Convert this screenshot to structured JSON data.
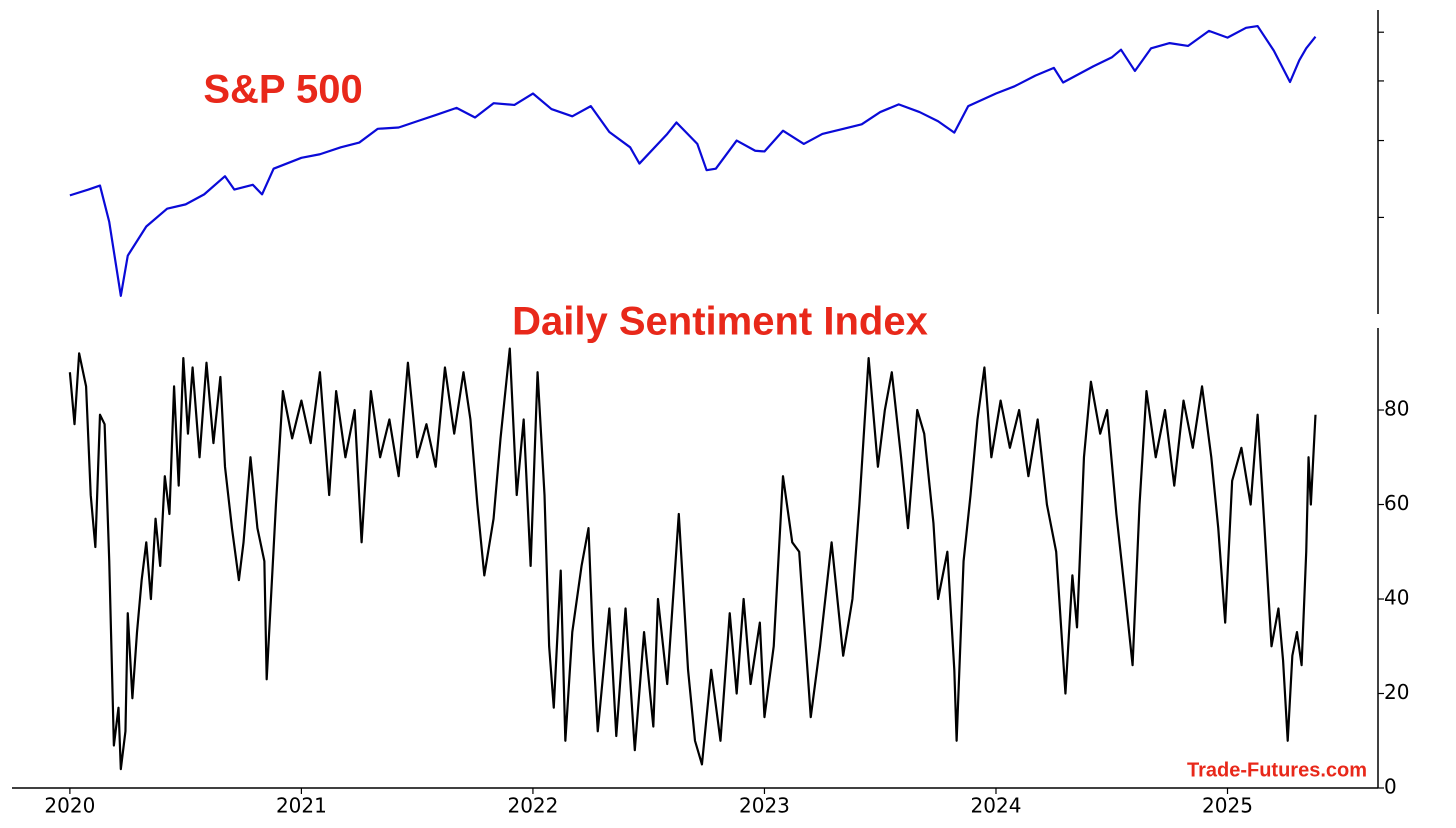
{
  "chart_data": [
    {
      "type": "line",
      "title": "S&P 500",
      "color": "#0a0ad8",
      "log_scale": true,
      "tick_labels": false,
      "xlim": [
        2019.75,
        2025.65
      ],
      "ylim": [
        2090,
        6520
      ],
      "yticks": [
        3000,
        4000,
        5000,
        6000
      ],
      "x": [
        2020.0,
        2020.08,
        2020.13,
        2020.17,
        2020.22,
        2020.25,
        2020.33,
        2020.42,
        2020.5,
        2020.58,
        2020.67,
        2020.71,
        2020.79,
        2020.83,
        2020.88,
        2021.0,
        2021.08,
        2021.17,
        2021.25,
        2021.33,
        2021.42,
        2021.5,
        2021.58,
        2021.67,
        2021.75,
        2021.83,
        2021.92,
        2022.0,
        2022.08,
        2022.17,
        2022.25,
        2022.33,
        2022.42,
        2022.46,
        2022.58,
        2022.62,
        2022.71,
        2022.75,
        2022.79,
        2022.88,
        2022.96,
        2023.0,
        2023.08,
        2023.17,
        2023.25,
        2023.33,
        2023.42,
        2023.5,
        2023.58,
        2023.67,
        2023.75,
        2023.82,
        2023.88,
        2024.0,
        2024.08,
        2024.17,
        2024.25,
        2024.29,
        2024.42,
        2024.5,
        2024.54,
        2024.6,
        2024.67,
        2024.75,
        2024.83,
        2024.92,
        2025.0,
        2025.08,
        2025.13,
        2025.2,
        2025.27,
        2025.31,
        2025.34,
        2025.38
      ],
      "values": [
        3258,
        3330,
        3380,
        2950,
        2237,
        2600,
        2900,
        3100,
        3150,
        3270,
        3500,
        3330,
        3390,
        3270,
        3600,
        3750,
        3800,
        3900,
        3970,
        4180,
        4200,
        4300,
        4400,
        4520,
        4360,
        4600,
        4570,
        4770,
        4500,
        4380,
        4550,
        4130,
        3900,
        3670,
        4100,
        4280,
        3950,
        3580,
        3600,
        4000,
        3850,
        3840,
        4150,
        3950,
        4100,
        4170,
        4250,
        4450,
        4580,
        4450,
        4300,
        4120,
        4550,
        4770,
        4900,
        5100,
        5250,
        4970,
        5280,
        5460,
        5620,
        5190,
        5650,
        5760,
        5700,
        6030,
        5880,
        6100,
        6140,
        5600,
        4980,
        5400,
        5650,
        5900
      ]
    },
    {
      "type": "line",
      "title": "Daily Sentiment Index",
      "color": "#000000",
      "annotation": "Trade-Futures.com",
      "xlim": [
        2019.75,
        2025.65
      ],
      "xticks": [
        2020,
        2021,
        2022,
        2023,
        2024,
        2025
      ],
      "ylim": [
        0,
        97
      ],
      "yticks": [
        0,
        20,
        40,
        60,
        80
      ],
      "x": [
        2020.0,
        2020.02,
        2020.04,
        2020.07,
        2020.09,
        2020.11,
        2020.13,
        2020.15,
        2020.17,
        2020.19,
        2020.21,
        2020.22,
        2020.24,
        2020.25,
        2020.27,
        2020.29,
        2020.31,
        2020.33,
        2020.35,
        2020.37,
        2020.39,
        2020.41,
        2020.43,
        2020.45,
        2020.47,
        2020.49,
        2020.51,
        2020.53,
        2020.56,
        2020.59,
        2020.62,
        2020.65,
        2020.67,
        2020.7,
        2020.73,
        2020.75,
        2020.78,
        2020.81,
        2020.84,
        2020.85,
        2020.89,
        2020.92,
        2020.96,
        2021.0,
        2021.04,
        2021.08,
        2021.12,
        2021.15,
        2021.19,
        2021.23,
        2021.26,
        2021.3,
        2021.34,
        2021.38,
        2021.42,
        2021.46,
        2021.5,
        2021.54,
        2021.58,
        2021.62,
        2021.66,
        2021.7,
        2021.73,
        2021.76,
        2021.79,
        2021.83,
        2021.86,
        2021.9,
        2021.93,
        2021.96,
        2021.99,
        2022.02,
        2022.05,
        2022.07,
        2022.09,
        2022.12,
        2022.14,
        2022.17,
        2022.21,
        2022.24,
        2022.26,
        2022.28,
        2022.33,
        2022.36,
        2022.4,
        2022.44,
        2022.48,
        2022.52,
        2022.54,
        2022.58,
        2022.63,
        2022.67,
        2022.7,
        2022.73,
        2022.77,
        2022.81,
        2022.85,
        2022.88,
        2022.91,
        2022.94,
        2022.98,
        2023.0,
        2023.04,
        2023.08,
        2023.12,
        2023.15,
        2023.2,
        2023.24,
        2023.29,
        2023.34,
        2023.38,
        2023.41,
        2023.45,
        2023.49,
        2023.52,
        2023.55,
        2023.59,
        2023.62,
        2023.66,
        2023.69,
        2023.73,
        2023.75,
        2023.79,
        2023.82,
        2023.83,
        2023.86,
        2023.89,
        2023.92,
        2023.95,
        2023.98,
        2024.02,
        2024.06,
        2024.1,
        2024.14,
        2024.18,
        2024.22,
        2024.26,
        2024.3,
        2024.33,
        2024.35,
        2024.38,
        2024.41,
        2024.45,
        2024.48,
        2024.52,
        2024.56,
        2024.59,
        2024.62,
        2024.65,
        2024.69,
        2024.73,
        2024.77,
        2024.81,
        2024.85,
        2024.89,
        2024.93,
        2024.96,
        2024.99,
        2025.02,
        2025.06,
        2025.1,
        2025.13,
        2025.16,
        2025.19,
        2025.22,
        2025.24,
        2025.26,
        2025.28,
        2025.3,
        2025.32,
        2025.34,
        2025.35,
        2025.36,
        2025.38
      ],
      "values": [
        88,
        77,
        92,
        85,
        62,
        51,
        79,
        77,
        48,
        9,
        17,
        4,
        12,
        37,
        19,
        33,
        44,
        52,
        40,
        57,
        47,
        66,
        58,
        85,
        64,
        91,
        75,
        89,
        70,
        90,
        73,
        87,
        68,
        55,
        44,
        52,
        70,
        55,
        48,
        23,
        60,
        84,
        74,
        82,
        73,
        88,
        62,
        84,
        70,
        80,
        52,
        84,
        70,
        78,
        66,
        90,
        70,
        77,
        68,
        89,
        75,
        88,
        78,
        60,
        45,
        57,
        74,
        93,
        62,
        78,
        47,
        88,
        62,
        30,
        17,
        46,
        10,
        33,
        47,
        55,
        30,
        12,
        38,
        11,
        38,
        8,
        33,
        13,
        40,
        22,
        58,
        25,
        10,
        5,
        25,
        10,
        37,
        20,
        40,
        22,
        35,
        15,
        30,
        66,
        52,
        50,
        15,
        30,
        52,
        28,
        40,
        60,
        91,
        68,
        80,
        88,
        70,
        55,
        80,
        75,
        56,
        40,
        50,
        25,
        10,
        48,
        62,
        78,
        89,
        70,
        82,
        72,
        80,
        66,
        78,
        60,
        50,
        20,
        45,
        34,
        70,
        86,
        75,
        80,
        58,
        40,
        26,
        60,
        84,
        70,
        80,
        64,
        82,
        72,
        85,
        70,
        55,
        35,
        65,
        72,
        60,
        79,
        55,
        30,
        38,
        27,
        10,
        28,
        33,
        26,
        50,
        70,
        60,
        79
      ]
    }
  ]
}
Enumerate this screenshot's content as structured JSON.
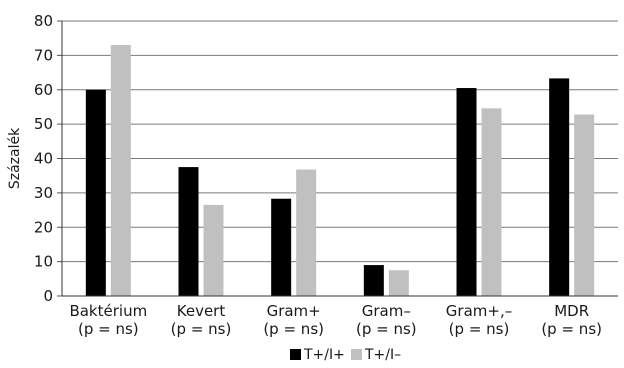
{
  "chart_data": {
    "type": "bar",
    "title": "",
    "xlabel": "",
    "ylabel": "Százalék",
    "ylim": [
      0,
      80
    ],
    "yticks": [
      0,
      10,
      20,
      30,
      40,
      50,
      60,
      70,
      80
    ],
    "grid": true,
    "legend_position": "bottom-center",
    "categories": [
      [
        "Baktérium",
        "(p = ns)"
      ],
      [
        "Kevert",
        "(p = ns)"
      ],
      [
        "Gram+",
        "(p = ns)"
      ],
      [
        "Gram–",
        "(p = ns)"
      ],
      [
        "Gram+,–",
        "(p = ns)"
      ],
      [
        "MDR",
        "(p = ns)"
      ]
    ],
    "series": [
      {
        "name": "T+/I+",
        "color": "#000000",
        "values": [
          60,
          37.5,
          28.3,
          9,
          60.5,
          63.3
        ]
      },
      {
        "name": "T+/I–",
        "color": "#c0c0c0",
        "values": [
          73,
          26.5,
          36.8,
          7.5,
          54.6,
          52.8
        ]
      }
    ]
  }
}
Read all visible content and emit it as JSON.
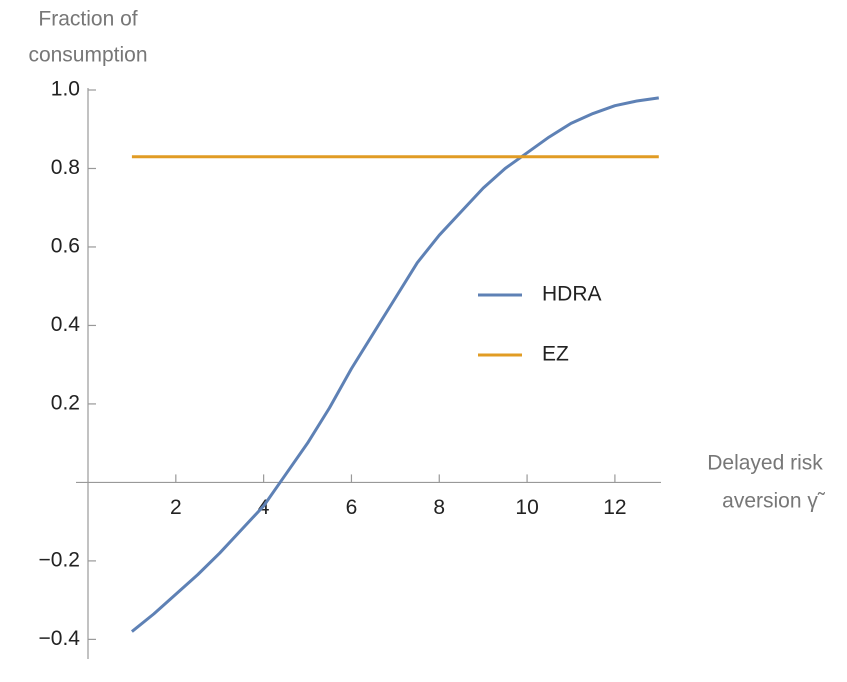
{
  "chart_data": {
    "type": "line",
    "ylabel": [
      "Fraction of",
      "consumption"
    ],
    "xlabel": [
      "Delayed risk",
      "aversion γ̃"
    ],
    "x": [
      1,
      1.5,
      2,
      2.5,
      3,
      3.5,
      4,
      4.5,
      5,
      5.5,
      6,
      6.5,
      7,
      7.5,
      8,
      8.5,
      9,
      9.5,
      10,
      10.5,
      11,
      11.5,
      12,
      12.5,
      13
    ],
    "series": [
      {
        "name": "HDRA",
        "color": "#5e81b5",
        "values": [
          -0.38,
          -0.335,
          -0.285,
          -0.235,
          -0.18,
          -0.12,
          -0.06,
          0.02,
          0.1,
          0.19,
          0.29,
          0.38,
          0.47,
          0.56,
          0.63,
          0.69,
          0.75,
          0.8,
          0.84,
          0.88,
          0.915,
          0.94,
          0.96,
          0.972,
          0.98
        ]
      },
      {
        "name": "EZ",
        "color": "#e19c24",
        "values": [
          0.83,
          0.83,
          0.83,
          0.83,
          0.83,
          0.83,
          0.83,
          0.83,
          0.83,
          0.83,
          0.83,
          0.83,
          0.83,
          0.83,
          0.83,
          0.83,
          0.83,
          0.83,
          0.83,
          0.83,
          0.83,
          0.83,
          0.83,
          0.83,
          0.83
        ]
      }
    ],
    "xlim": [
      0,
      13.05
    ],
    "ylim": [
      -0.45,
      1.0
    ],
    "xticks": [
      2,
      4,
      6,
      8,
      10,
      12
    ],
    "yticks": [
      {
        "value": -0.4,
        "label": "−0.4"
      },
      {
        "value": -0.2,
        "label": "−0.2"
      },
      0.2,
      0.4,
      0.6,
      {
        "value": 0.8,
        "label": "0.8"
      },
      {
        "value": 1,
        "label": "1.0"
      }
    ],
    "legend": "right"
  }
}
++++
Given exercise - Choose all lines containing the string "color" and copy them out.

Final result -
      "color": "#0a0ad8",
      "color": "#000000",
        "color": "#000000",
        "color": "#c0c0c0",
        "color": "#5e81b5",
        "color": "#e19c24",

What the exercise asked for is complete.